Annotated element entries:
———
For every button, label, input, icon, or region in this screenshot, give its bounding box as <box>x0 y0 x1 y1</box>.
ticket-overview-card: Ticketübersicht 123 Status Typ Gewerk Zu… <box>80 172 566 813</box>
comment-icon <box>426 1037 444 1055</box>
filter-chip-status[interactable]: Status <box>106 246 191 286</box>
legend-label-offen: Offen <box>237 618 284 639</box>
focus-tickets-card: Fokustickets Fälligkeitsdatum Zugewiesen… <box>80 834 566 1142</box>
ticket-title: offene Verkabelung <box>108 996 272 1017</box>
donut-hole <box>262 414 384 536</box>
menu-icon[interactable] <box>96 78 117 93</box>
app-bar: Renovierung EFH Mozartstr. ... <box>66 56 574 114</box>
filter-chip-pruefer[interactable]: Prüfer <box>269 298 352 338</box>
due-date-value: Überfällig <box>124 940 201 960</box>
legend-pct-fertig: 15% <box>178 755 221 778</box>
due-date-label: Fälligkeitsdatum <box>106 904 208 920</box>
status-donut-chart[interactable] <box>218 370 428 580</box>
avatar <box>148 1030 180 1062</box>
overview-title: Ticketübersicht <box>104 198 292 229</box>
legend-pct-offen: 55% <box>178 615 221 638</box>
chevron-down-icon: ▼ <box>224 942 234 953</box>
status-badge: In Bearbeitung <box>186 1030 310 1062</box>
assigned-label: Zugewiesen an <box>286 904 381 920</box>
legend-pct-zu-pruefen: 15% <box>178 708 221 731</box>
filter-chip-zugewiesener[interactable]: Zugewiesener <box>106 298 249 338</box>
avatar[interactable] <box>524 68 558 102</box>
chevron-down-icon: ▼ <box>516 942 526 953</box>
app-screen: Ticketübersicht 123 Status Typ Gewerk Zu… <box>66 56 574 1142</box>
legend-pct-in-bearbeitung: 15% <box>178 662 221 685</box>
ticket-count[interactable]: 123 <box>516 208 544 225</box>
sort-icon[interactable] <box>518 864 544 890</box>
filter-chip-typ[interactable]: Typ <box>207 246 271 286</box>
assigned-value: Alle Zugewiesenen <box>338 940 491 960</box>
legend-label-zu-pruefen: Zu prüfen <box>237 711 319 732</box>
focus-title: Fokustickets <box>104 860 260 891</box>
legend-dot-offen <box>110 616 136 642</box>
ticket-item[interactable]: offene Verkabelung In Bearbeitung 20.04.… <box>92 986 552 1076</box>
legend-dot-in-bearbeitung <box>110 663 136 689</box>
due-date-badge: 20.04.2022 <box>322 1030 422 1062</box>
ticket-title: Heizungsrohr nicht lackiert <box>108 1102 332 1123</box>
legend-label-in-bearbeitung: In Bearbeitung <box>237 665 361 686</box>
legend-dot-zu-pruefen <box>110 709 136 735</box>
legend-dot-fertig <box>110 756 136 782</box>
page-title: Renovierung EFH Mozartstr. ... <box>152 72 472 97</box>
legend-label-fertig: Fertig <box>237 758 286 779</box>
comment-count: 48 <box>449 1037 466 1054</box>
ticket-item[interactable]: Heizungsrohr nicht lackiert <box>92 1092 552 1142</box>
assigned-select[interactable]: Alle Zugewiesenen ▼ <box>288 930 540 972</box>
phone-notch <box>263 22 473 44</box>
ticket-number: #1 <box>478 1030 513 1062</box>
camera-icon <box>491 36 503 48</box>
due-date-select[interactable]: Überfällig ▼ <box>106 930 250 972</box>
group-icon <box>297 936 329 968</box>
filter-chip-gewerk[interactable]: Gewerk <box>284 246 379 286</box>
———
Turn these lines into a numbered list, leaving out any blank lines.

**Response for this exercise**
1. For every button, label, input, icon, or region in this screenshot, give its bounding box as <box>x0 y0 x1 y1</box>.
2. ticket-overview-card: Ticketübersicht 123 Status Typ Gewerk Zu… <box>80 172 566 813</box>
3. comment-icon <box>426 1037 444 1055</box>
4. filter-chip-status[interactable]: Status <box>106 246 191 286</box>
5. legend-label-offen: Offen <box>237 618 284 639</box>
6. focus-tickets-card: Fokustickets Fälligkeitsdatum Zugewiesen… <box>80 834 566 1142</box>
7. ticket-title: offene Verkabelung <box>108 996 272 1017</box>
8. donut-hole <box>262 414 384 536</box>
9. menu-icon[interactable] <box>96 78 117 93</box>
10. app-bar: Renovierung EFH Mozartstr. ... <box>66 56 574 114</box>
11. filter-chip-pruefer[interactable]: Prüfer <box>269 298 352 338</box>
12. due-date-value: Überfällig <box>124 940 201 960</box>
13. legend-pct-fertig: 15% <box>178 755 221 778</box>
14. due-date-label: Fälligkeitsdatum <box>106 904 208 920</box>
15. status-donut-chart[interactable] <box>218 370 428 580</box>
16. avatar <box>148 1030 180 1062</box>
17. overview-title: Ticketübersicht <box>104 198 292 229</box>
18. legend-pct-offen: 55% <box>178 615 221 638</box>
19. chevron-down-icon: ▼ <box>224 942 234 953</box>
20. status-badge: In Bearbeitung <box>186 1030 310 1062</box>
21. assigned-label: Zugewiesen an <box>286 904 381 920</box>
22. legend-pct-zu-pruefen: 15% <box>178 708 221 731</box>
23. filter-chip-zugewiesener[interactable]: Zugewiesener <box>106 298 249 338</box>
24. avatar[interactable] <box>524 68 558 102</box>
25. chevron-down-icon: ▼ <box>516 942 526 953</box>
26. app-screen: Ticketübersicht 123 Status Typ Gewerk Zu… <box>66 56 574 1142</box>
27. legend-pct-in-bearbeitung: 15% <box>178 662 221 685</box>
28. ticket-count[interactable]: 123 <box>516 208 544 225</box>
29. sort-icon[interactable] <box>518 864 544 890</box>
30. filter-chip-typ[interactable]: Typ <box>207 246 271 286</box>
31. assigned-value: Alle Zugewiesenen <box>338 940 491 960</box>
32. legend-label-zu-pruefen: Zu prüfen <box>237 711 319 732</box>
33. focus-title: Fokustickets <box>104 860 260 891</box>
34. legend-dot-offen <box>110 616 136 642</box>
35. ticket-item[interactable]: offene Verkabelung In Bearbeitung 20.04.… <box>92 986 552 1076</box>
36. legend-dot-in-bearbeitung <box>110 663 136 689</box>
37. due-date-badge: 20.04.2022 <box>322 1030 422 1062</box>
38. ticket-title: Heizungsrohr nicht lackiert <box>108 1102 332 1123</box>
39. legend-label-in-bearbeitung: In Bearbeitung <box>237 665 361 686</box>
40. legend-dot-zu-pruefen <box>110 709 136 735</box>
41. legend-dot-fertig <box>110 756 136 782</box>
42. page-title: Renovierung EFH Mozartstr. ... <box>152 72 472 97</box>
43. legend-label-fertig: Fertig <box>237 758 286 779</box>
44. comment-count: 48 <box>449 1037 466 1054</box>
45. ticket-item[interactable]: Heizungsrohr nicht lackiert <box>92 1092 552 1142</box>
46. assigned-select[interactable]: Alle Zugewiesenen ▼ <box>288 930 540 972</box>
47. phone-notch <box>263 22 473 44</box>
48. ticket-number: #1 <box>478 1030 513 1062</box>
49. camera-icon <box>491 36 503 48</box>
50. due-date-select[interactable]: Überfällig ▼ <box>106 930 250 972</box>
51. group-icon <box>297 936 329 968</box>
52. filter-chip-gewerk[interactable]: Gewerk <box>284 246 379 286</box>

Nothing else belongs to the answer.